Even I will admit 1982’s It’s Hard was not a great Who album. I did love the title track. And the single, “Athena” still holds some charm for me. And of course, I can still remember being on kitchen duty, sweating to death over an industrial dishwasher and having the crew chief put “Eminence Front” on the boom box and turning it up real loud. Everybody in the kitchen swaying and nodding to the music. Townshend isn’t fond of that song but everybody else on the planet loves it. Sorry, Pete… I even liked the video for that song, which is almost embarrassing to admit these days.

One of the reasons people frowned on those last two Who studio albums was because the Who, unlike Zeppelin, decided to carry on without their drummer. Keith Moon passed away after the album Who Are You and many folks thought the Who lost a lot of their power. Kenny Jones of the Faces joined but he was a much more economical drummer, much different than the sound Moon generated. It didn’t help that Townshend had also launched a solo career (his first three albums are essential listening) and was also mired in a bad heroin habit.

__SUPPLIED RECORDS__:
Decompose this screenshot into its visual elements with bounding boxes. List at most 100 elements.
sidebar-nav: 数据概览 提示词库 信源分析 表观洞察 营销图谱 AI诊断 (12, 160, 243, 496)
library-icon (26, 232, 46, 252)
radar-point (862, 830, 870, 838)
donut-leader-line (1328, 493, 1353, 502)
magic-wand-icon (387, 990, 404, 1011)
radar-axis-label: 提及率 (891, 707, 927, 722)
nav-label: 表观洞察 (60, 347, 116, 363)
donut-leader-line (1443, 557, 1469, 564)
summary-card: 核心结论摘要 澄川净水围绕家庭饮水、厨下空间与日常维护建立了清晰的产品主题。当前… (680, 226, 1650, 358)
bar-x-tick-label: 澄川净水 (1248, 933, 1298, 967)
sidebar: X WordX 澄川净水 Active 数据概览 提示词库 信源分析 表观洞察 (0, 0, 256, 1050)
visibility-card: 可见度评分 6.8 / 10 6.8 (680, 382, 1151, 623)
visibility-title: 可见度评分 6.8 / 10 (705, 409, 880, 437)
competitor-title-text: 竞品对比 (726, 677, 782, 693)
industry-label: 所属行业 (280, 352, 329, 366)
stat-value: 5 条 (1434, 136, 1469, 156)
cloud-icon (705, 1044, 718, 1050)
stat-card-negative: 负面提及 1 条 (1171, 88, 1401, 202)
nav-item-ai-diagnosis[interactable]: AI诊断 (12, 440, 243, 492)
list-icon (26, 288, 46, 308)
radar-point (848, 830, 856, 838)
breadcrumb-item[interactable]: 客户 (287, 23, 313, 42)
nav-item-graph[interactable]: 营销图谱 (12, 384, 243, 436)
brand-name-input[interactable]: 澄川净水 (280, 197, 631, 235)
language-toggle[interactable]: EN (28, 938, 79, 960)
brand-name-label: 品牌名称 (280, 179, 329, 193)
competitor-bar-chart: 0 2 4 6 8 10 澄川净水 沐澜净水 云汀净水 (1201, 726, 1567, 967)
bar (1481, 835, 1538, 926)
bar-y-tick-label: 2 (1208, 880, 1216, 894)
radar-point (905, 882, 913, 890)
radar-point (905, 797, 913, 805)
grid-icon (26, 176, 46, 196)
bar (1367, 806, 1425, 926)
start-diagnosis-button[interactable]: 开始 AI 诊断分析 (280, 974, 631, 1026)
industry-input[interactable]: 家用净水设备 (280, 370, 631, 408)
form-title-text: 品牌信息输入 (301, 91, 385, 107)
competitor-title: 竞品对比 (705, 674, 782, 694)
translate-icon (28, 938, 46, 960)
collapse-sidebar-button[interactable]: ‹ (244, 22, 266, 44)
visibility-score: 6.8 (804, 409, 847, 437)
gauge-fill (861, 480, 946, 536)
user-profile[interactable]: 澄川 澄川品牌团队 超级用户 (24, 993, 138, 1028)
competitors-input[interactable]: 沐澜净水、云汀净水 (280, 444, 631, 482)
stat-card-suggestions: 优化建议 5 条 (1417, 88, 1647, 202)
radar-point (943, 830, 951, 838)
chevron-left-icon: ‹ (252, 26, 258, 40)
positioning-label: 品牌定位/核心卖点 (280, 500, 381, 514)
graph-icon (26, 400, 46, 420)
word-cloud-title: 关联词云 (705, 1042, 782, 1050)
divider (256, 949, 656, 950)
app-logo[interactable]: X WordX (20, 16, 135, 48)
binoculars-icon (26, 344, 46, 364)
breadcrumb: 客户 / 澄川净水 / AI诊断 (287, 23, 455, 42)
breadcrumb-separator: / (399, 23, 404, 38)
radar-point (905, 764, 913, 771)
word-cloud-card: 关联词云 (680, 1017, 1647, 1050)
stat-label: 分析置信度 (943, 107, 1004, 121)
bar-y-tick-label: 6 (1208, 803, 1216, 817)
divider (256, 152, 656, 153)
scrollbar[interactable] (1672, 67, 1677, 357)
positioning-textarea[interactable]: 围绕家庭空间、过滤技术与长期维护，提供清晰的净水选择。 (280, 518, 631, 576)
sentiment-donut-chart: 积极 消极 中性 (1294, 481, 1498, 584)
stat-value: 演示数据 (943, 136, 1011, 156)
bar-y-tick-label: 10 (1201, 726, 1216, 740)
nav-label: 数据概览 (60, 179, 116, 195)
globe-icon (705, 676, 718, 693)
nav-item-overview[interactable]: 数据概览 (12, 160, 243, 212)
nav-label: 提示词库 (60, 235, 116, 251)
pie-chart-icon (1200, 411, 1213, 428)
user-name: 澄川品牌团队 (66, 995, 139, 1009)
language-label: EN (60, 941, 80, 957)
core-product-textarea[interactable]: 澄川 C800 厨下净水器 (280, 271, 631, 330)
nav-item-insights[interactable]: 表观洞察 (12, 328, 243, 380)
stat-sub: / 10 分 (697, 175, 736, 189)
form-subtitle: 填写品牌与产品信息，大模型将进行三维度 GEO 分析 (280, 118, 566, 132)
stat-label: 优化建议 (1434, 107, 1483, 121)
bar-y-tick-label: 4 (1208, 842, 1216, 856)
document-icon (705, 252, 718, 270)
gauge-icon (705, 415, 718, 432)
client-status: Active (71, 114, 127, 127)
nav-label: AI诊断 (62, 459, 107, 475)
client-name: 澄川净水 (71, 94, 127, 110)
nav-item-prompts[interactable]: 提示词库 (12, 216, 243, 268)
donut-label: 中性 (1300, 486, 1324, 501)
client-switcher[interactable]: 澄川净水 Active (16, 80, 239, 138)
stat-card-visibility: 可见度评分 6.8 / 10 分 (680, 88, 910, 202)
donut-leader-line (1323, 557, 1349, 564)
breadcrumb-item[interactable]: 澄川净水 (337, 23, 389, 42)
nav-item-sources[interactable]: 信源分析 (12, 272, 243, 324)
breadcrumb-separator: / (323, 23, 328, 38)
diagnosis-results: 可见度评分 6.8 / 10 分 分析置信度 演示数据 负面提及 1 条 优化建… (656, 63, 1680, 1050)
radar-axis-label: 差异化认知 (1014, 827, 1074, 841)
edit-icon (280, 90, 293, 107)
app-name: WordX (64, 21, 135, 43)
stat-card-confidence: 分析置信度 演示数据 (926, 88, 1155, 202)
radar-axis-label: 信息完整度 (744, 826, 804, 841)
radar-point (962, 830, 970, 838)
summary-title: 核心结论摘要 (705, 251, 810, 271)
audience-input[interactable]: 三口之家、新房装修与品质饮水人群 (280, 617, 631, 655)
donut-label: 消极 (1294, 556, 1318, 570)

__WHAT YOU SHOULD DO__:
List every band named in the passage about the Who album It's Hard.

__EXERCISE OUTPUT__:
- The Who
- Zeppelin
- The Faces